Material for the task —
## BEGIN

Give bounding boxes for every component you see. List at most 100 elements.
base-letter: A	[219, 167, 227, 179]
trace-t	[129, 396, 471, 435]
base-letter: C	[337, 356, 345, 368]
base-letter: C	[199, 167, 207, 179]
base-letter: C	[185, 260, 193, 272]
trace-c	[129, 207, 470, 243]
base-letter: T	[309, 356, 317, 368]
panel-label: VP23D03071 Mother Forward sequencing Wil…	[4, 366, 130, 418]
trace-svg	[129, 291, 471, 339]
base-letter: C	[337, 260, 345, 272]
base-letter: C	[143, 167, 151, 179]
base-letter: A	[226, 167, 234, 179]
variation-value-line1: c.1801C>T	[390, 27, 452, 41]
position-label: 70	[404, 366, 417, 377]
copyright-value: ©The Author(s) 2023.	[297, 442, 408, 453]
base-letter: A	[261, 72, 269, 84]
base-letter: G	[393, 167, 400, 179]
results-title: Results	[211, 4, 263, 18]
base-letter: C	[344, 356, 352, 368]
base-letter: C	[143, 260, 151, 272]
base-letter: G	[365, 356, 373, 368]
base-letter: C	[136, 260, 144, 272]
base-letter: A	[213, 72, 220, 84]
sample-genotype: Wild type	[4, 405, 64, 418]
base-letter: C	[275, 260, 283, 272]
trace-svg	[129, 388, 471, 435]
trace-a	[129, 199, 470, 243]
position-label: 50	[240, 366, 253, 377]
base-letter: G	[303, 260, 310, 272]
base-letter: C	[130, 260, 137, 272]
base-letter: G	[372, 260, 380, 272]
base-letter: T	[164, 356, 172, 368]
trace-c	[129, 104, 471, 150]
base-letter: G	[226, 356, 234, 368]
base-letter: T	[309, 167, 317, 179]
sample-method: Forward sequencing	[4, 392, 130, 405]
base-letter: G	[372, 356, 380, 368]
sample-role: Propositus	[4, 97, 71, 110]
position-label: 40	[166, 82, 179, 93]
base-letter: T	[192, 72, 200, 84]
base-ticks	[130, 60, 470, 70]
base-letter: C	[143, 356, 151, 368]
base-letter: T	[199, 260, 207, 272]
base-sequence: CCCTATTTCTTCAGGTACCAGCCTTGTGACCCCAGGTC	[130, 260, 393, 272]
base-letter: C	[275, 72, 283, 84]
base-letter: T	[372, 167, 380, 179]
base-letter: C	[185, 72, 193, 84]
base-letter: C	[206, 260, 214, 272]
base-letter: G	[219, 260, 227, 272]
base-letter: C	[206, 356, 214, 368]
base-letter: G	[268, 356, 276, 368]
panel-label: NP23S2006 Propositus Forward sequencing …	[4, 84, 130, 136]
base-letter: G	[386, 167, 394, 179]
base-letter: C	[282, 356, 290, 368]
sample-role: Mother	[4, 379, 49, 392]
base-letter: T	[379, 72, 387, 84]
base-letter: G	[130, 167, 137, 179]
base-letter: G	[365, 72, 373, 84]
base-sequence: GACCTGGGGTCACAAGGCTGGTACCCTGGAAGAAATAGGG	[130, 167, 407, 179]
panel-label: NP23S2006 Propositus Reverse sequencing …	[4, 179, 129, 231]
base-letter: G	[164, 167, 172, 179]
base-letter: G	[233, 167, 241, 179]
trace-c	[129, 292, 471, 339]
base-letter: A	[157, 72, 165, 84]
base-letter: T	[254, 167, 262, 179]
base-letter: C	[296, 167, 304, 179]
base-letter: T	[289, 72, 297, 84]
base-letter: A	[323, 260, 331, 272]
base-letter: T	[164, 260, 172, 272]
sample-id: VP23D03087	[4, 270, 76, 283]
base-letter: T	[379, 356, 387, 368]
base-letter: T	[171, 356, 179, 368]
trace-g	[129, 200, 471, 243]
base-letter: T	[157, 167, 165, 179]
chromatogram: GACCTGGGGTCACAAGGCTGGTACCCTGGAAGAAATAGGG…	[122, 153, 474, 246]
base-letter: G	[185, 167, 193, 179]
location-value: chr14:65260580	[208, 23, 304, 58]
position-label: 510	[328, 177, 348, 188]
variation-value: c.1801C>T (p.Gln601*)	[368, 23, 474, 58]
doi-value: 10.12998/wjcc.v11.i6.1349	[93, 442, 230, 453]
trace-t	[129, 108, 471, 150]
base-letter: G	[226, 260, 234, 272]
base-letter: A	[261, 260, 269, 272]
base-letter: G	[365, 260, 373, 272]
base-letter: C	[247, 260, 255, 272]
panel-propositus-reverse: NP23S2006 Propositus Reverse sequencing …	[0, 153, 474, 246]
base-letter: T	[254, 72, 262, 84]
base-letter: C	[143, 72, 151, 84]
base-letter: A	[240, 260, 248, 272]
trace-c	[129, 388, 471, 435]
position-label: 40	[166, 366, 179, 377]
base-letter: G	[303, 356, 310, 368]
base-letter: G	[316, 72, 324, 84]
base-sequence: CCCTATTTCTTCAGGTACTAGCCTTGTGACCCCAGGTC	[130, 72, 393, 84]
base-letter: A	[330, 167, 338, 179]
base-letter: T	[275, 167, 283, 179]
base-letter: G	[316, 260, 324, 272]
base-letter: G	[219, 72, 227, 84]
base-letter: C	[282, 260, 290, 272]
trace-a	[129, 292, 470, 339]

## END

Goal of the exercise —
Edit the records from the first line through the line containing "356, 352, 368]", replacing "panel-label" with "panel-caption" and leaving everything else unchanged. Return only those lines.

Reply —
Give bounding boxes for every component you see. List at most 100 elements.
base-letter: A	[219, 167, 227, 179]
trace-t	[129, 396, 471, 435]
base-letter: C	[337, 356, 345, 368]
base-letter: C	[199, 167, 207, 179]
base-letter: C	[185, 260, 193, 272]
trace-c	[129, 207, 470, 243]
base-letter: T	[309, 356, 317, 368]
panel-caption: VP23D03071 Mother Forward sequencing Wil…	[4, 366, 130, 418]
trace-svg	[129, 291, 471, 339]
base-letter: C	[337, 260, 345, 272]
base-letter: C	[143, 167, 151, 179]
base-letter: A	[226, 167, 234, 179]
variation-value-line1: c.1801C>T	[390, 27, 452, 41]
position-label: 70	[404, 366, 417, 377]
copyright-value: ©The Author(s) 2023.	[297, 442, 408, 453]
base-letter: A	[261, 72, 269, 84]
base-letter: G	[393, 167, 400, 179]
results-title: Results	[211, 4, 263, 18]
base-letter: C	[344, 356, 352, 368]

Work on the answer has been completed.